::: Data provided

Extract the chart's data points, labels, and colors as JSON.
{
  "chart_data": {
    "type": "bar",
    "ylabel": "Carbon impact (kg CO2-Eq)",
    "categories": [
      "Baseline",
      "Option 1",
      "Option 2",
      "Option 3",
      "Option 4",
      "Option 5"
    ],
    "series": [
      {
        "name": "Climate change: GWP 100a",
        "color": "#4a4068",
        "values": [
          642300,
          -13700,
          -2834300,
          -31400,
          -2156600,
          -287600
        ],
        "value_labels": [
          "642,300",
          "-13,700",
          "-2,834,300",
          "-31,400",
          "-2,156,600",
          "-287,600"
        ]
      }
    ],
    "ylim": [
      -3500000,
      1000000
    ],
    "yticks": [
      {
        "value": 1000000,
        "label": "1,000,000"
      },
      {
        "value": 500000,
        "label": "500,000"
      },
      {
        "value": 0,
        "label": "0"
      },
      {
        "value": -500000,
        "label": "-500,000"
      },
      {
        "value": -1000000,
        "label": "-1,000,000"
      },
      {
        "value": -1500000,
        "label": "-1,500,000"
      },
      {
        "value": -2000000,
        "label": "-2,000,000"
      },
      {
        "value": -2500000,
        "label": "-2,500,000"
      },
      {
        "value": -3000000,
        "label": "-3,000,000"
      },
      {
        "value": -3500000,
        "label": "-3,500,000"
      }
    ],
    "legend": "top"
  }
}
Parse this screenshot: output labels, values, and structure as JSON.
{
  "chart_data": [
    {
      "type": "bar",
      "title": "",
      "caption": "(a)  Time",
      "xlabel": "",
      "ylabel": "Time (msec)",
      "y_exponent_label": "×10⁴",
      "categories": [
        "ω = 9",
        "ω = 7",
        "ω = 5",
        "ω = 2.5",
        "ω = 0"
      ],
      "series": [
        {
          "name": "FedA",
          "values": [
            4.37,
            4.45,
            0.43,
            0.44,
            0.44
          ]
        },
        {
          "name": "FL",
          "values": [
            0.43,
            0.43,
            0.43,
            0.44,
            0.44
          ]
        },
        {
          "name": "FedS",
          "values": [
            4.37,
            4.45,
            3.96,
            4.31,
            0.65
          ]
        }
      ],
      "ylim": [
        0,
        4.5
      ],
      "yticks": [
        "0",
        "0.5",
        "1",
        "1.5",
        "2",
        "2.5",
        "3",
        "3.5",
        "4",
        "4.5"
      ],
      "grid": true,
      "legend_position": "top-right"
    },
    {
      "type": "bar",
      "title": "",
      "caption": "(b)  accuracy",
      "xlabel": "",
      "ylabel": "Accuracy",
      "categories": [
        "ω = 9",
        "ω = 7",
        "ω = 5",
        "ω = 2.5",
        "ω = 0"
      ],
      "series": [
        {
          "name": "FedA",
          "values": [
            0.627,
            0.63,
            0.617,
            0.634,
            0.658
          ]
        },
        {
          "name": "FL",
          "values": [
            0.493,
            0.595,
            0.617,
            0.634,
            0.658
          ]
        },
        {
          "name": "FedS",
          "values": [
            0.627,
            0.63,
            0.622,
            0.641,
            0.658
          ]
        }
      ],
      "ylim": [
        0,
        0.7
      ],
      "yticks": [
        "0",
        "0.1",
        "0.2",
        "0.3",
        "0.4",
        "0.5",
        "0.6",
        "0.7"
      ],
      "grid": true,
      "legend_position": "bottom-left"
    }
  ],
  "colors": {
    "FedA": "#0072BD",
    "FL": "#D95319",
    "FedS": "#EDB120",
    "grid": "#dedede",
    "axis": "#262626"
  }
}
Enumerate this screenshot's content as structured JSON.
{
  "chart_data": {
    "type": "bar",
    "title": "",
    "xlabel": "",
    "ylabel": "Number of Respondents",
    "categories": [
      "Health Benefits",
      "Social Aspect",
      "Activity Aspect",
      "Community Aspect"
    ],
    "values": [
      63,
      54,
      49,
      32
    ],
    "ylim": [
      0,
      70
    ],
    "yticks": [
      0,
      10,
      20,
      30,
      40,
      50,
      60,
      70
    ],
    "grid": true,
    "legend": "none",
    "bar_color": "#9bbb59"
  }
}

::::::

### What you will do
Set down all of the records shown above once more, exactly.

### Written reply
Extract the chart's data points, labels, and colors as JSON.
{
  "chart_data": {
    "type": "bar",
    "ylabel": "Carbon impact (kg CO2-Eq)",
    "categories": [
      "Baseline",
      "Option 1",
      "Option 2",
      "Option 3",
      "Option 4",
      "Option 5"
    ],
    "series": [
      {
        "name": "Climate change: GWP 100a",
        "color": "#4a4068",
        "values": [
          642300,
          -13700,
          -2834300,
          -31400,
          -2156600,
          -287600
        ],
        "value_labels": [
          "642,300",
          "-13,700",
          "-2,834,300",
          "-31,400",
          "-2,156,600",
          "-287,600"
        ]
      }
    ],
    "ylim": [
      -3500000,
      1000000
    ],
    "yticks": [
      {
        "value": 1000000,
        "label": "1,000,000"
      },
      {
        "value": 500000,
        "label": "500,000"
      },
      {
        "value": 0,
        "label": "0"
      },
      {
        "value": -500000,
        "label": "-500,000"
      },
      {
        "value": -1000000,
        "label": "-1,000,000"
      },
      {
        "value": -1500000,
        "label": "-1,500,000"
      },
      {
        "value": -2000000,
        "label": "-2,000,000"
      },
      {
        "value": -2500000,
        "label": "-2,500,000"
      },
      {
        "value": -3000000,
        "label": "-3,000,000"
      },
      {
        "value": -3500000,
        "label": "-3,500,000"
      }
    ],
    "legend": "top"
  }
}
Parse this screenshot: output labels, values, and structure as JSON.
{
  "chart_data": [
    {
      "type": "bar",
      "title": "",
      "caption": "(a)  Time",
      "xlabel": "",
      "ylabel": "Time (msec)",
      "y_exponent_label": "×10⁴",
      "categories": [
        "ω = 9",
        "ω = 7",
        "ω = 5",
        "ω = 2.5",
        "ω = 0"
      ],
      "series": [
        {
          "name": "FedA",
          "values": [
            4.37,
            4.45,
            0.43,
            0.44,
            0.44
          ]
        },
        {
          "name": "FL",
          "values": [
            0.43,
            0.43,
            0.43,
            0.44,
            0.44
          ]
        },
        {
          "name": "FedS",
          "values": [
            4.37,
            4.45,
            3.96,
            4.31,
            0.65
          ]
        }
      ],
      "ylim": [
        0,
        4.5
      ],
      "yticks": [
        "0",
        "0.5",
        "1",
        "1.5",
        "2",
        "2.5",
        "3",
        "3.5",
        "4",
        "4.5"
      ],
      "grid": true,
      "legend_position": "top-right"
    },
    {
      "type": "bar",
      "title": "",
      "caption": "(b)  accuracy",
      "xlabel": "",
      "ylabel": "Accuracy",
      "categories": [
        "ω = 9",
        "ω = 7",
        "ω = 5",
        "ω = 2.5",
        "ω = 0"
      ],
      "series": [
        {
          "name": "FedA",
          "values": [
            0.627,
            0.63,
            0.617,
            0.634,
            0.658
          ]
        },
        {
          "name": "FL",
          "values": [
            0.493,
            0.595,
            0.617,
            0.634,
            0.658
          ]
        },
        {
          "name": "FedS",
          "values": [
            0.627,
            0.63,
            0.622,
            0.641,
            0.658
          ]
        }
      ],
      "ylim": [
        0,
        0.7
      ],
      "yticks": [
        "0",
        "0.1",
        "0.2",
        "0.3",
        "0.4",
        "0.5",
        "0.6",
        "0.7"
      ],
      "grid": true,
      "legend_position": "bottom-left"
    }
  ],
  "colors": {
    "FedA": "#0072BD",
    "FL": "#D95319",
    "FedS": "#EDB120",
    "grid": "#dedede",
    "axis": "#262626"
  }
}
Enumerate this screenshot's content as structured JSON.
{
  "chart_data": {
    "type": "bar",
    "title": "",
    "xlabel": "",
    "ylabel": "Number of Respondents",
    "categories": [
      "Health Benefits",
      "Social Aspect",
      "Activity Aspect",
      "Community Aspect"
    ],
    "values": [
      63,
      54,
      49,
      32
    ],
    "ylim": [
      0,
      70
    ],
    "yticks": [
      0,
      10,
      20,
      30,
      40,
      50,
      60,
      70
    ],
    "grid": true,
    "legend": "none",
    "bar_color": "#9bbb59"
  }
}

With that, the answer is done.